Records about charts and figures:
++++++++
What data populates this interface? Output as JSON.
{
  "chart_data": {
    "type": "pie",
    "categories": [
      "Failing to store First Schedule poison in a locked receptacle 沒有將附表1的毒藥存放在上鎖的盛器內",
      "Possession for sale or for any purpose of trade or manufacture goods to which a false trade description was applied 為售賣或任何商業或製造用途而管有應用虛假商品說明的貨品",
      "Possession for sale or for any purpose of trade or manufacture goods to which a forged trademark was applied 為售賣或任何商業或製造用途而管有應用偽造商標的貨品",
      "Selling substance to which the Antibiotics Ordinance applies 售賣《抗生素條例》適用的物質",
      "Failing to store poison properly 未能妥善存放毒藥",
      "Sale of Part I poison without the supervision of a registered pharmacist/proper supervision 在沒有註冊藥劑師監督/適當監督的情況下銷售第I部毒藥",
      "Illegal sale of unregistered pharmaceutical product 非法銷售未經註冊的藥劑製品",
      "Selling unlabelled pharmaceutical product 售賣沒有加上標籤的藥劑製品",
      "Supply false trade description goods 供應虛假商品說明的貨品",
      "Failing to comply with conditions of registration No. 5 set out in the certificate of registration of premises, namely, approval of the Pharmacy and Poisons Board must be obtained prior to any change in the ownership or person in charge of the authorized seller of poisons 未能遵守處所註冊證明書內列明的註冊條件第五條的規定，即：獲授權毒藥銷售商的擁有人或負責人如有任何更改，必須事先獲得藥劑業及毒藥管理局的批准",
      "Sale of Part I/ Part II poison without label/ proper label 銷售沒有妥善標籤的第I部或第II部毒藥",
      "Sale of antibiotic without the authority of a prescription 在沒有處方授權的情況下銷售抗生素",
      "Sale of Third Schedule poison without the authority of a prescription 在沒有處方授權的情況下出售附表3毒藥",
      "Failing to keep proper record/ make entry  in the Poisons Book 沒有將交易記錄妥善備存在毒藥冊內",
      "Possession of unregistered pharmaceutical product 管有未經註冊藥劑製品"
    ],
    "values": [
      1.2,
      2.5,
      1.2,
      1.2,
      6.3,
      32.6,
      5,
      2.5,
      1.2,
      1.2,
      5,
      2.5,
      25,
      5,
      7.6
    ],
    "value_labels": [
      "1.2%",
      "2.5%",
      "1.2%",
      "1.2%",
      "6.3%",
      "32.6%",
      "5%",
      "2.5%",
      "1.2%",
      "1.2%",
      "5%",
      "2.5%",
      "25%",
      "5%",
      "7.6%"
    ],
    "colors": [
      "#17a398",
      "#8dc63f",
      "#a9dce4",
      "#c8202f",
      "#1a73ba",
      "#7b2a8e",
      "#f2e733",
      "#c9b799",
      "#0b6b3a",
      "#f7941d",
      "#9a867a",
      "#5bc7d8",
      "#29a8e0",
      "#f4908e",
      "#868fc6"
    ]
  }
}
++++++++
AIM:
The records above should be returned exactly.

RESULT BELOW:
What data populates this interface? Output as JSON.
{
  "chart_data": {
    "type": "pie",
    "categories": [
      "Failing to store First Schedule poison in a locked receptacle 沒有將附表1的毒藥存放在上鎖的盛器內",
      "Possession for sale or for any purpose of trade or manufacture goods to which a false trade description was applied 為售賣或任何商業或製造用途而管有應用虛假商品說明的貨品",
      "Possession for sale or for any purpose of trade or manufacture goods to which a forged trademark was applied 為售賣或任何商業或製造用途而管有應用偽造商標的貨品",
      "Selling substance to which the Antibiotics Ordinance applies 售賣《抗生素條例》適用的物質",
      "Failing to store poison properly 未能妥善存放毒藥",
      "Sale of Part I poison without the supervision of a registered pharmacist/proper supervision 在沒有註冊藥劑師監督/適當監督的情況下銷售第I部毒藥",
      "Illegal sale of unregistered pharmaceutical product 非法銷售未經註冊的藥劑製品",
      "Selling unlabelled pharmaceutical product 售賣沒有加上標籤的藥劑製品",
      "Supply false trade description goods 供應虛假商品說明的貨品",
      "Failing to comply with conditions of registration No. 5 set out in the certificate of registration of premises, namely, approval of the Pharmacy and Poisons Board must be obtained prior to any change in the ownership or person in charge of the authorized seller of poisons 未能遵守處所註冊證明書內列明的註冊條件第五條的規定，即：獲授權毒藥銷售商的擁有人或負責人如有任何更改，必須事先獲得藥劑業及毒藥管理局的批准",
      "Sale of Part I/ Part II poison without label/ proper label 銷售沒有妥善標籤的第I部或第II部毒藥",
      "Sale of antibiotic without the authority of a prescription 在沒有處方授權的情況下銷售抗生素",
      "Sale of Third Schedule poison without the authority of a prescription 在沒有處方授權的情況下出售附表3毒藥",
      "Failing to keep proper record/ make entry  in the Poisons Book 沒有將交易記錄妥善備存在毒藥冊內",
      "Possession of unregistered pharmaceutical product 管有未經註冊藥劑製品"
    ],
    "values": [
      1.2,
      2.5,
      1.2,
      1.2,
      6.3,
      32.6,
      5,
      2.5,
      1.2,
      1.2,
      5,
      2.5,
      25,
      5,
      7.6
    ],
    "value_labels": [
      "1.2%",
      "2.5%",
      "1.2%",
      "1.2%",
      "6.3%",
      "32.6%",
      "5%",
      "2.5%",
      "1.2%",
      "1.2%",
      "5%",
      "2.5%",
      "25%",
      "5%",
      "7.6%"
    ],
    "colors": [
      "#17a398",
      "#8dc63f",
      "#a9dce4",
      "#c8202f",
      "#1a73ba",
      "#7b2a8e",
      "#f2e733",
      "#c9b799",
      "#0b6b3a",
      "#f7941d",
      "#9a867a",
      "#5bc7d8",
      "#29a8e0",
      "#f4908e",
      "#868fc6"
    ]
  }
}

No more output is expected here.